■ BRIEF
The listing below must be repeated word for word, with its images excluded.

■ DATA TO PROCESS
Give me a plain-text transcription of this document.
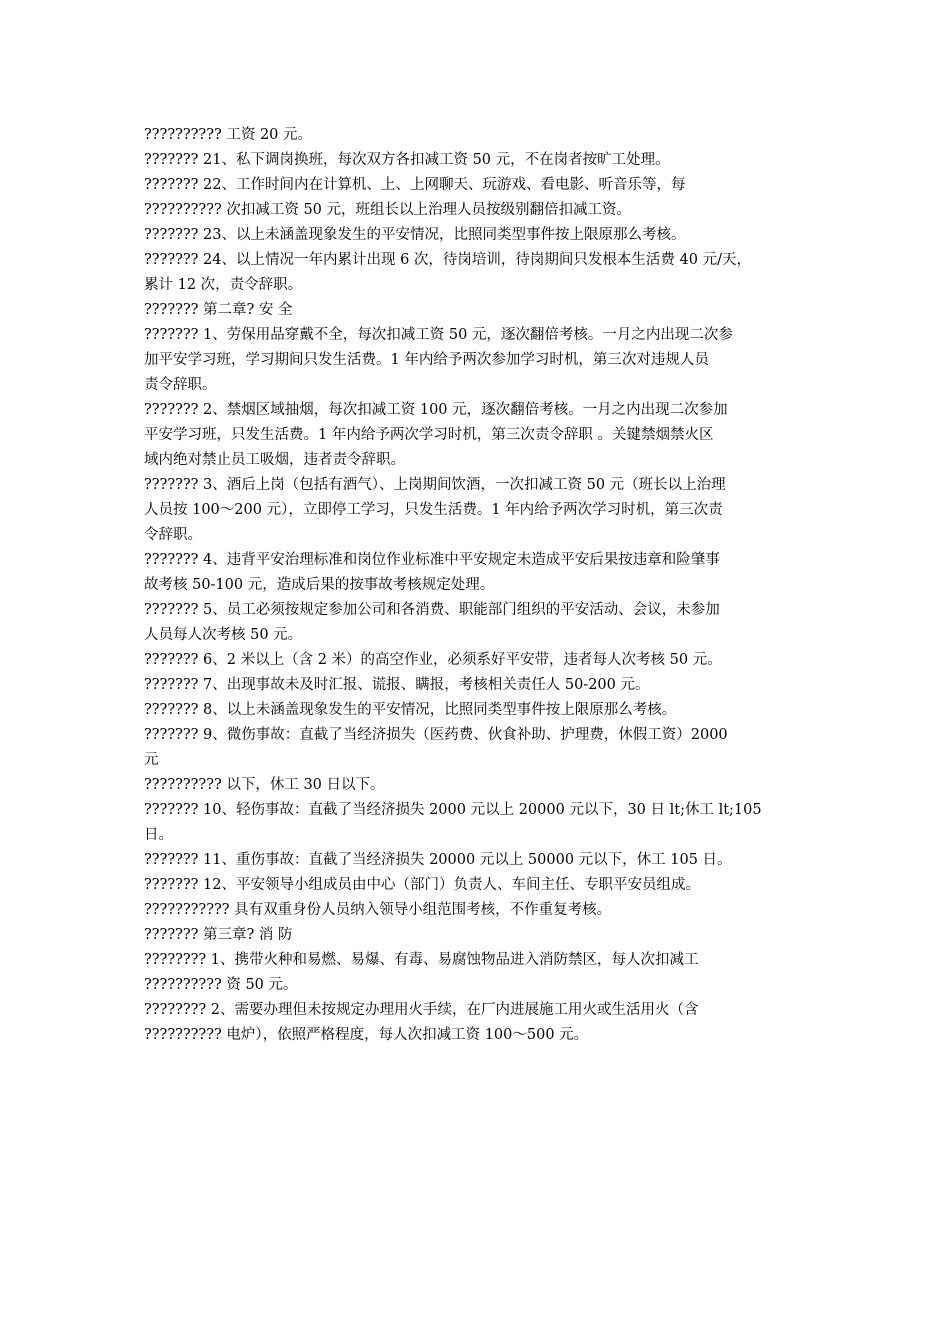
?????????? 工资 20 元。
??????? 21、私下调岗换班，每次双方各扣减工资 50 元，不在岗者按旷工处理。
??????? 22、工作时间内在计算机、上、上网聊天、玩游戏、看电影、听音乐等，每
?????????? 次扣减工资 50 元，班组长以上治理人员按级别翻倍扣减工资。
??????? 23、以上未涵盖现象发生的平安情况，比照同类型事件按上限原那么考核。
??????? 24、以上情况一年内累计出现 6 次，待岗培训，待岗期间只发根本生活费 40 元/天，
累计 12 次，责令辞职。
??????? 第二章? 安 全
??????? 1、劳保用品穿戴不全，每次扣减工资 50 元，逐次翻倍考核。一月之内出现二次参
加平安学习班，学习期间只发生活费。1 年内给予两次参加学习时机，第三次对违规人员
责令辞职。
??????? 2、禁烟区域抽烟，每次扣减工资 100 元，逐次翻倍考核。一月之内出现二次参加
平安学习班，只发生活费。1 年内给予两次学习时机，第三次责令辞职 。关键禁烟禁火区
域内绝对禁止员工吸烟，违者责令辞职。
??????? 3、酒后上岗（包括有酒气）、上岗期间饮酒，一次扣减工资 50 元（班长以上治理
人员按 100～200 元），立即停工学习，只发生活费。1 年内给予两次学习时机，第三次责
令辞职。
??????? 4、违背平安治理标准和岗位作业标准中平安规定未造成平安后果按违章和险肇事
故考核 50-100 元，造成后果的按事故考核规定处理。
??????? 5、员工必须按规定参加公司和各消费、职能部门组织的平安活动、会议，未参加
人员每人次考核 50 元。
??????? 6、2 米以上（含 2 米）的高空作业，必须系好平安带，违者每人次考核 50 元。
??????? 7、出现事故未及时汇报、谎报、瞒报，考核相关责任人 50-200 元。
??????? 8、以上未涵盖现象发生的平安情况，比照同类型事件按上限原那么考核。
??????? 9、微伤事故：直截了当经济损失（医药费、伙食补助、护理费，休假工资）2000
元
?????????? 以下，休工 30 日以下。
??????? 10、轻伤事故：直截了当经济损失 2000 元以上 20000 元以下，30 日 lt;休工 lt;105
日。
??????? 11、重伤事故：直截了当经济损失 20000 元以上 50000 元以下，休工 105 日。
??????? 12、平安领导小组成员由中心（部门）负责人、车间主任、专职平安员组成。
??????????? 具有双重身份人员纳入领导小组范围考核，不作重复考核。
??????? 第三章? 消 防
???????? 1、携带火种和易燃、易爆、有毒、易腐蚀物品进入消防禁区，每人次扣减工
?????????? 资 50 元。
???????? 2、需要办理但未按规定办理用火手续，在厂内进展施工用火或生活用火（含
?????????? 电炉），依照严格程度，每人次扣减工资 100～500 元。
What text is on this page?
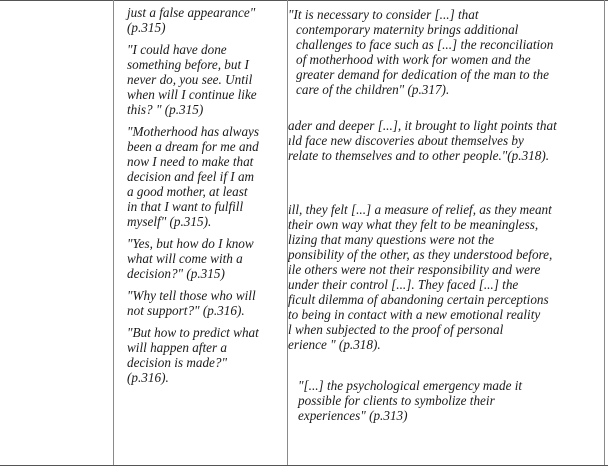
just a false appearance"
(p.315)

"I could have done
something before, but I
never do, you see. Until
when will I continue like
this? " (p.315)

"Motherhood has always
been a dream for me and
now I need to make that
decision and feel if I am
a good mother, at least
in that I want to fulfill
myself" (p.315).

"Yes, but how do I know
what will come with a
decision?" (p.315)

"Why tell those who will
not support?" (p.316).

"But how to predict what
will happen after a
decision is made?"
(p.316).

"It is necessary to consider [...] that
contemporary maternity brings additional
challenges to face such as [...] the reconciliation
of motherhood with work for women and the
greater demand for dedication of the man to the
care of the children" (p.317).

ader and deeper [...], it brought to light points that
ıld face new discoveries about themselves by
relate to themselves and to other people."(p.318).

ill, they felt [...] a measure of relief, as they meant
their own way what they felt to be meaningless,
lizing that many questions were not the
ponsibility of the other, as they understood before,
ile others were not their responsibility and were
under their control [...]. They faced [...] the
ficult dilemma of abandoning certain perceptions
to being in contact with a new emotional reality
l when subjected to the proof of personal
erience " (p.318).

"[...] the psychological emergency made it
possible for clients to symbolize their
experiences" (p.313)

■ EXERCISE SOLUTION
Give me a plain-text transcription of this document.
?????????? 工资 20 元。
??????? 21、私下调岗换班，每次双方各扣减工资 50 元，不在岗者按旷工处理。
??????? 22、工作时间内在计算机、上、上网聊天、玩游戏、看电影、听音乐等，每
?????????? 次扣减工资 50 元，班组长以上治理人员按级别翻倍扣减工资。
??????? 23、以上未涵盖现象发生的平安情况，比照同类型事件按上限原那么考核。
??????? 24、以上情况一年内累计出现 6 次，待岗培训，待岗期间只发根本生活费 40 元/天，
累计 12 次，责令辞职。
??????? 第二章? 安 全
??????? 1、劳保用品穿戴不全，每次扣减工资 50 元，逐次翻倍考核。一月之内出现二次参
加平安学习班，学习期间只发生活费。1 年内给予两次参加学习时机，第三次对违规人员
责令辞职。
??????? 2、禁烟区域抽烟，每次扣减工资 100 元，逐次翻倍考核。一月之内出现二次参加
平安学习班，只发生活费。1 年内给予两次学习时机，第三次责令辞职 。关键禁烟禁火区
域内绝对禁止员工吸烟，违者责令辞职。
??????? 3、酒后上岗（包括有酒气）、上岗期间饮酒，一次扣减工资 50 元（班长以上治理
人员按 100～200 元），立即停工学习，只发生活费。1 年内给予两次学习时机，第三次责
令辞职。
??????? 4、违背平安治理标准和岗位作业标准中平安规定未造成平安后果按违章和险肇事
故考核 50-100 元，造成后果的按事故考核规定处理。
??????? 5、员工必须按规定参加公司和各消费、职能部门组织的平安活动、会议，未参加
人员每人次考核 50 元。
??????? 6、2 米以上（含 2 米）的高空作业，必须系好平安带，违者每人次考核 50 元。
??????? 7、出现事故未及时汇报、谎报、瞒报，考核相关责任人 50-200 元。
??????? 8、以上未涵盖现象发生的平安情况，比照同类型事件按上限原那么考核。
??????? 9、微伤事故：直截了当经济损失（医药费、伙食补助、护理费，休假工资）2000
元
?????????? 以下，休工 30 日以下。
??????? 10、轻伤事故：直截了当经济损失 2000 元以上 20000 元以下，30 日 lt;休工 lt;105
日。
??????? 11、重伤事故：直截了当经济损失 20000 元以上 50000 元以下，休工 105 日。
??????? 12、平安领导小组成员由中心（部门）负责人、车间主任、专职平安员组成。
??????????? 具有双重身份人员纳入领导小组范围考核，不作重复考核。
??????? 第三章? 消 防
???????? 1、携带火种和易燃、易爆、有毒、易腐蚀物品进入消防禁区，每人次扣减工
?????????? 资 50 元。
???????? 2、需要办理但未按规定办理用火手续，在厂内进展施工用火或生活用火（含
?????????? 电炉），依照严格程度，每人次扣减工资 100～500 元。
What text is on this page?
just a false appearance"
(p.315)

"I could have done
something before, but I
never do, you see. Until
when will I continue like
this? " (p.315)

"Motherhood has always
been a dream for me and
now I need to make that
decision and feel if I am
a good mother, at least
in that I want to fulfill
myself" (p.315).

"Yes, but how do I know
what will come with a
decision?" (p.315)

"Why tell those who will
not support?" (p.316).

"But how to predict what
will happen after a
decision is made?"
(p.316).

"It is necessary to consider [...] that
contemporary maternity brings additional
challenges to face such as [...] the reconciliation
of motherhood with work for women and the
greater demand for dedication of the man to the
care of the children" (p.317).

ader and deeper [...], it brought to light points that
ıld face new discoveries about themselves by
relate to themselves and to other people."(p.318).

ill, they felt [...] a measure of relief, as they meant
their own way what they felt to be meaningless,
lizing that many questions were not the
ponsibility of the other, as they understood before,
ile others were not their responsibility and were
under their control [...]. They faced [...] the
ficult dilemma of abandoning certain perceptions
to being in contact with a new emotional reality
l when subjected to the proof of personal
erience " (p.318).

"[...] the psychological emergency made it
possible for clients to symbolize their
experiences" (p.313)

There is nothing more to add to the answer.